* _Exercise brief_
Output the entries below exactly as written, omitting pictures.
--- START ---
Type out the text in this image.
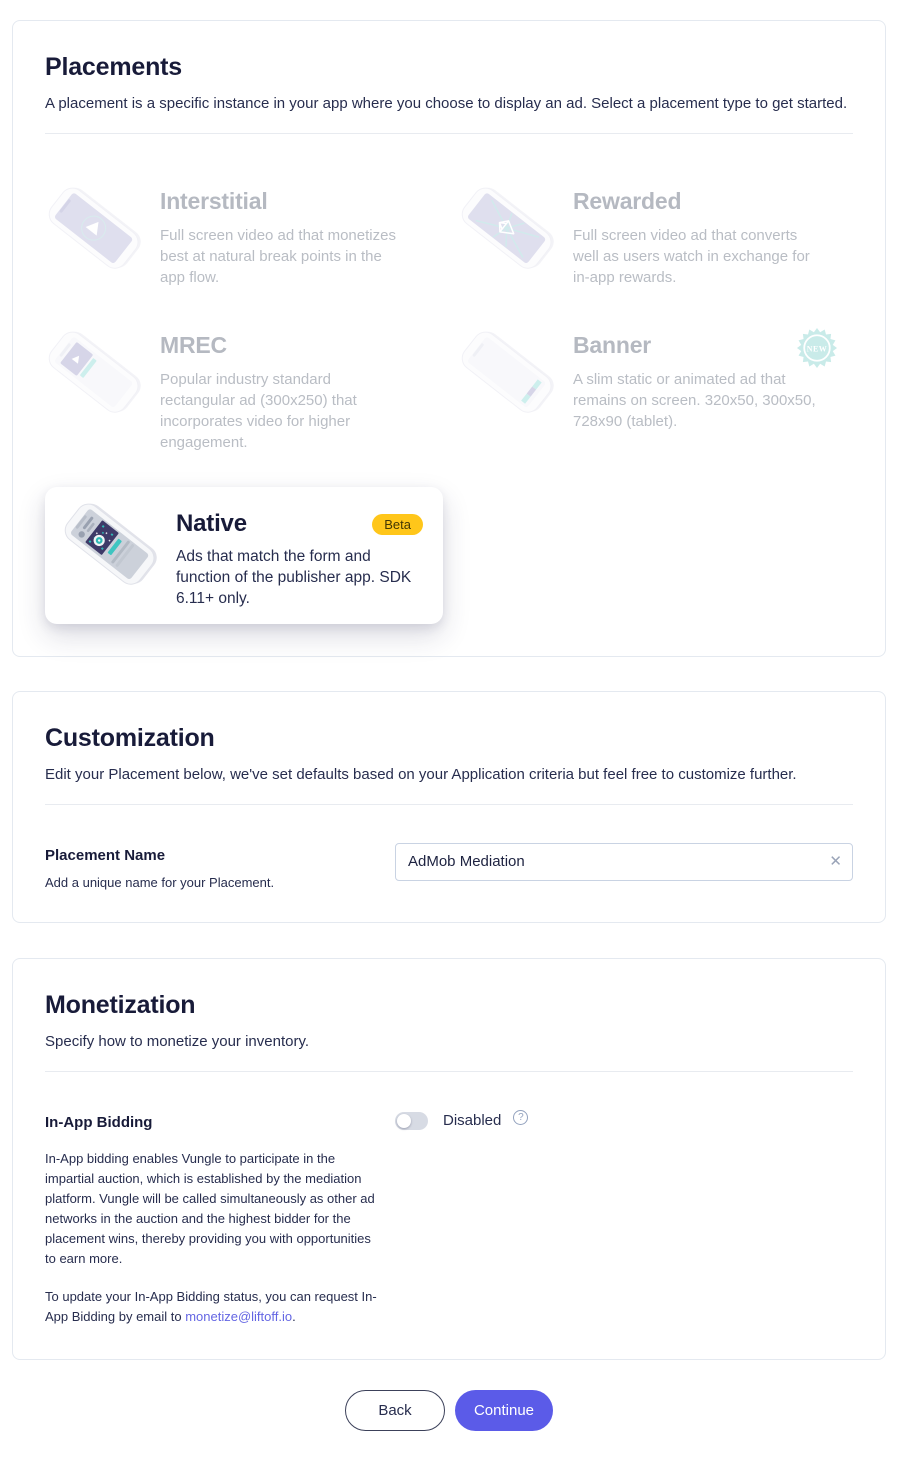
Placements

A placement is a specific instance in your app where you choose to display an ad. Select a placement type to get started.

Interstitial
Full screen video ad that monetizes best at natural break points in the app flow.
Rewarded
Full screen video ad that converts well as users watch in exchange for in-app rewards.
MREC
Popular industry standard rectangular ad (300x250) that incorporates video for higher engagement.
Banner
A slim static or animated ad that remains on screen. 320x50, 300x50, 728x90 (tablet).
NEW
Native	Beta
Ads that match the form and function of the publisher app. SDK 6.11+ only.
Customization

Edit your Placement below, we've set defaults based on your Application criteria but feel free to customize further.

Placement Name
Add a unique name for your Placement.
AdMob Mediation
✕
Monetization

Specify how to monetize your inventory.

In-App Bidding

In-App bidding enables Vungle to participate in the impartial auction, which is established by the mediation platform. Vungle will be called simultaneously as other ad networks in the auction and the highest bidder for the placement wins, thereby providing you with opportunities to earn more.

To update your In-App Bidding status, you can request In-App Bidding by email to monetize@liftoff.io.

Disabled	?
Back	Continue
--- END ---
* _Complete answer_
Type out the text in this image.
Placements

A placement is a specific instance in your app where you choose to display an ad. Select a placement type to get started.

Interstitial
Full screen video ad that monetizes best at natural break points in the app flow.
Rewarded
Full screen video ad that converts well as users watch in exchange for in-app rewards.
MREC
Popular industry standard rectangular ad (300x250) that incorporates video for higher engagement.
Banner
A slim static or animated ad that remains on screen. 320x50, 300x50, 728x90 (tablet).
NEW
Native	Beta
Ads that match the form and function of the publisher app. SDK 6.11+ only.
Customization

Edit your Placement below, we've set defaults based on your Application criteria but feel free to customize further.

Placement Name
Add a unique name for your Placement.
AdMob Mediation
✕
Monetization

Specify how to monetize your inventory.

In-App Bidding

In-App bidding enables Vungle to participate in the impartial auction, which is established by the mediation platform. Vungle will be called simultaneously as other ad networks in the auction and the highest bidder for the placement wins, thereby providing you with opportunities to earn more.

To update your In-App Bidding status, you can request In-App Bidding by email to monetize@liftoff.io.

Disabled	?
Back	Continue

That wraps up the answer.